## Given exercise
Format the records from the start through the line containing "table-cell: 100 (422, 497, 450, 515)" as a numbered list, leaving out any blank lines.

## Data entries
- - - - - - -
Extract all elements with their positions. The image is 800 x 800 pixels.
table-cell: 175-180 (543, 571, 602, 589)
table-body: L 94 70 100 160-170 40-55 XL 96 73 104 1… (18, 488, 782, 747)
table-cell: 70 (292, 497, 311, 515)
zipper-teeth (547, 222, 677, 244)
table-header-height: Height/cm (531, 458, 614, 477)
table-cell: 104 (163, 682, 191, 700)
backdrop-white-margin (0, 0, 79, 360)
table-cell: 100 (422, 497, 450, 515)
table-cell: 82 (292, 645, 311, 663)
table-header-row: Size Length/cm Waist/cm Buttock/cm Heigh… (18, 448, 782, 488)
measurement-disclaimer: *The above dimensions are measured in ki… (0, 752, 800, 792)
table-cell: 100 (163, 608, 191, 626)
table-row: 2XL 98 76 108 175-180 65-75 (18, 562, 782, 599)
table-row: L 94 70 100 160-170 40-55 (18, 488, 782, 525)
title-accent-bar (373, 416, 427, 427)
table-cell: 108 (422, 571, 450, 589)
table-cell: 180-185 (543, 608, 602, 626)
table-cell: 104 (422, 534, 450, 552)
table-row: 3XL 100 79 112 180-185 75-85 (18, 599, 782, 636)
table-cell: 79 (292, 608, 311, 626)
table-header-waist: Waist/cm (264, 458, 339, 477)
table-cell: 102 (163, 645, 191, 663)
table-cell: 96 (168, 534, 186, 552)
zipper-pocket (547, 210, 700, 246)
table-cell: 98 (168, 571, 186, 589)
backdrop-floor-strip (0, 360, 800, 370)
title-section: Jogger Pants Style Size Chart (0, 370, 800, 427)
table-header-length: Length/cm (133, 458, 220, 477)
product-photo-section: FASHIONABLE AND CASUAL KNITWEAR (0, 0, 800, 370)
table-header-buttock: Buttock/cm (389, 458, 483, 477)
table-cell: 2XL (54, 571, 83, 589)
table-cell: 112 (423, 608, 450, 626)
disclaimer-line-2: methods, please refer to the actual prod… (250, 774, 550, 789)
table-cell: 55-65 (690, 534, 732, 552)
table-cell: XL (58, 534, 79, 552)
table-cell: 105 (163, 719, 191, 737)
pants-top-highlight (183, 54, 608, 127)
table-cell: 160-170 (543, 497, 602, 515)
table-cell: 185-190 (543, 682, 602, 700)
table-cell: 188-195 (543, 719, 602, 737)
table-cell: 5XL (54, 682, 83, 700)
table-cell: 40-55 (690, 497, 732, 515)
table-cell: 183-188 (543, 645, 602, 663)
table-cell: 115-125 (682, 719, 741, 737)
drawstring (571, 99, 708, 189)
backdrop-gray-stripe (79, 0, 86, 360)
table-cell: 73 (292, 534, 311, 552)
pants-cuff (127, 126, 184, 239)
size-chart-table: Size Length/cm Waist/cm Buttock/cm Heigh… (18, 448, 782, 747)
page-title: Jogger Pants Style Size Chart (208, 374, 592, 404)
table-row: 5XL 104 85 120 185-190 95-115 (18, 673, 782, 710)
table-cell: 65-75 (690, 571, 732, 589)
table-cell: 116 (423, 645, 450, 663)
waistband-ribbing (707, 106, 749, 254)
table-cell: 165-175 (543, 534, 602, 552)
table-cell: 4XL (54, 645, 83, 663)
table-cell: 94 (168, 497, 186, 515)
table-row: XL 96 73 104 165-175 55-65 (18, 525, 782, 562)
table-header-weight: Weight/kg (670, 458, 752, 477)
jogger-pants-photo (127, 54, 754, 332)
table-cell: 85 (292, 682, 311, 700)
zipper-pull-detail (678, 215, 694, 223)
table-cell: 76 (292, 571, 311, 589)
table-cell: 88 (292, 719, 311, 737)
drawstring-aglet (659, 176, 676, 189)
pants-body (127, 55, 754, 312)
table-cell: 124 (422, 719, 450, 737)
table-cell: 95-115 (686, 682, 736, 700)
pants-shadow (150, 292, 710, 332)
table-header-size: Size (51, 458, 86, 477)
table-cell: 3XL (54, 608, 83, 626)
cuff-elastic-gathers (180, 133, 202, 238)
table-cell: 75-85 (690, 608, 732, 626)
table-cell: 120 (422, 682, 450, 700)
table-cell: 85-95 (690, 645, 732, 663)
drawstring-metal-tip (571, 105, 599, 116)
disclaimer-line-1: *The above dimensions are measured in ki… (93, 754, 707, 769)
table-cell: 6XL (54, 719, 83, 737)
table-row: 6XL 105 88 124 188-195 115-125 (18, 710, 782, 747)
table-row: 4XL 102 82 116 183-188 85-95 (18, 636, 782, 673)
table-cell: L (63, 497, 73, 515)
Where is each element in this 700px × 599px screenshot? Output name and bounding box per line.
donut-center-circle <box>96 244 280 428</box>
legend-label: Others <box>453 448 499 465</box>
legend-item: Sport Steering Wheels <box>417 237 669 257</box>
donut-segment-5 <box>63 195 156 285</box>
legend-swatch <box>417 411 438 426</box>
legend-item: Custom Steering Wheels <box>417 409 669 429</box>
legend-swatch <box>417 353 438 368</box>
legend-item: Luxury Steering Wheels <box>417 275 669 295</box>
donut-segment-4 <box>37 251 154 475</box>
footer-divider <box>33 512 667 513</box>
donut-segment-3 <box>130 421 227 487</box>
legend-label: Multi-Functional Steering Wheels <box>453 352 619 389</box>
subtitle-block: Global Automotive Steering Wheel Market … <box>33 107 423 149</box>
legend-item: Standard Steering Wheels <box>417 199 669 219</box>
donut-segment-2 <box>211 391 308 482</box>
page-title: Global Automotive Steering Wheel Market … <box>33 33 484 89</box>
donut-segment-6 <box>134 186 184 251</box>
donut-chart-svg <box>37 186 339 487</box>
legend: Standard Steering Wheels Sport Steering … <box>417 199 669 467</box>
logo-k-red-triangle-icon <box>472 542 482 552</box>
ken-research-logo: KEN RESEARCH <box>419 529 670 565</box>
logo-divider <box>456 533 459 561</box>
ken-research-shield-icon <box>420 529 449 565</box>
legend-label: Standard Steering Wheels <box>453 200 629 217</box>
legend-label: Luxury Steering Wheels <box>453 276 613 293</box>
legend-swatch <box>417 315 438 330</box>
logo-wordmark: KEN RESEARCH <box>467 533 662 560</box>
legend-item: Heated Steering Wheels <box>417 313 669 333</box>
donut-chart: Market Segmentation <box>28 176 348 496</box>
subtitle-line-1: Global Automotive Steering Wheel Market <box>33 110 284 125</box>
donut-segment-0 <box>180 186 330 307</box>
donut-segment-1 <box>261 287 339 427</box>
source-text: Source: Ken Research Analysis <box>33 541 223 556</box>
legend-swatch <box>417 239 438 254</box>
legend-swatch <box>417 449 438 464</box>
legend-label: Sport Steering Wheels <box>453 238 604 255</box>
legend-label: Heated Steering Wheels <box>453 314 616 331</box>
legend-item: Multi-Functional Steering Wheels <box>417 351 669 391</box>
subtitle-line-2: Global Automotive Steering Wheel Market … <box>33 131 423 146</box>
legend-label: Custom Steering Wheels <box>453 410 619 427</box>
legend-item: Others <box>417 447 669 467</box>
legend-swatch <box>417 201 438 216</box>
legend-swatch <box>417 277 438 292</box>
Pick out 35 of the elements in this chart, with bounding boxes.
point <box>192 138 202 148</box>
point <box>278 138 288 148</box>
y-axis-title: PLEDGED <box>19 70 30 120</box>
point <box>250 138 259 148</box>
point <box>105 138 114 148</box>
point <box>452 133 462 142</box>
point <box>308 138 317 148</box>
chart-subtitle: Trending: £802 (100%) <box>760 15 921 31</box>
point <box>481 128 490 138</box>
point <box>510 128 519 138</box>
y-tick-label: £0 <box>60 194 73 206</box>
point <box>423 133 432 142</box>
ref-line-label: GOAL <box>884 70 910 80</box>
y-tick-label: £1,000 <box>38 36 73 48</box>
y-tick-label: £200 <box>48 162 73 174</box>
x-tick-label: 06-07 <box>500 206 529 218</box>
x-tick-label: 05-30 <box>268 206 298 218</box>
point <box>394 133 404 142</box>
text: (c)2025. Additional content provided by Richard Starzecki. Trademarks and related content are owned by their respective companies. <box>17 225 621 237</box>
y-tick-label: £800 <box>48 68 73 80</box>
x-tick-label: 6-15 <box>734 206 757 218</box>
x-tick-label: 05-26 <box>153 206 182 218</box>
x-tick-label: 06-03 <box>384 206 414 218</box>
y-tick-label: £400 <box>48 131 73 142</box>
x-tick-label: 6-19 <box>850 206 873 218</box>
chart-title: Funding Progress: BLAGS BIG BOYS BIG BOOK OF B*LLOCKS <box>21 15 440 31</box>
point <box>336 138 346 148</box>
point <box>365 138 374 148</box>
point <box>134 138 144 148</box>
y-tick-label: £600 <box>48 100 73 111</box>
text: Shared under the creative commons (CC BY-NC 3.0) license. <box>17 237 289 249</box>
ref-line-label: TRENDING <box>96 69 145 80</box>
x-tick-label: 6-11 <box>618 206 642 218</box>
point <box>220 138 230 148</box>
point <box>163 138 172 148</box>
- - - - - - -
## Solution to this task
1. Extract all elements with their positions. The image is 800 x 800 pixels.
2. table-cell: 175-180 (543, 571, 602, 589)
3. table-body: L 94 70 100 160-170 40-55 XL 96 73 104 1… (18, 488, 782, 747)
4. table-cell: 70 (292, 497, 311, 515)
5. zipper-teeth (547, 222, 677, 244)
6. table-header-height: Height/cm (531, 458, 614, 477)
7. table-cell: 104 (163, 682, 191, 700)
8. backdrop-white-margin (0, 0, 79, 360)
9. table-cell: 100 (422, 497, 450, 515)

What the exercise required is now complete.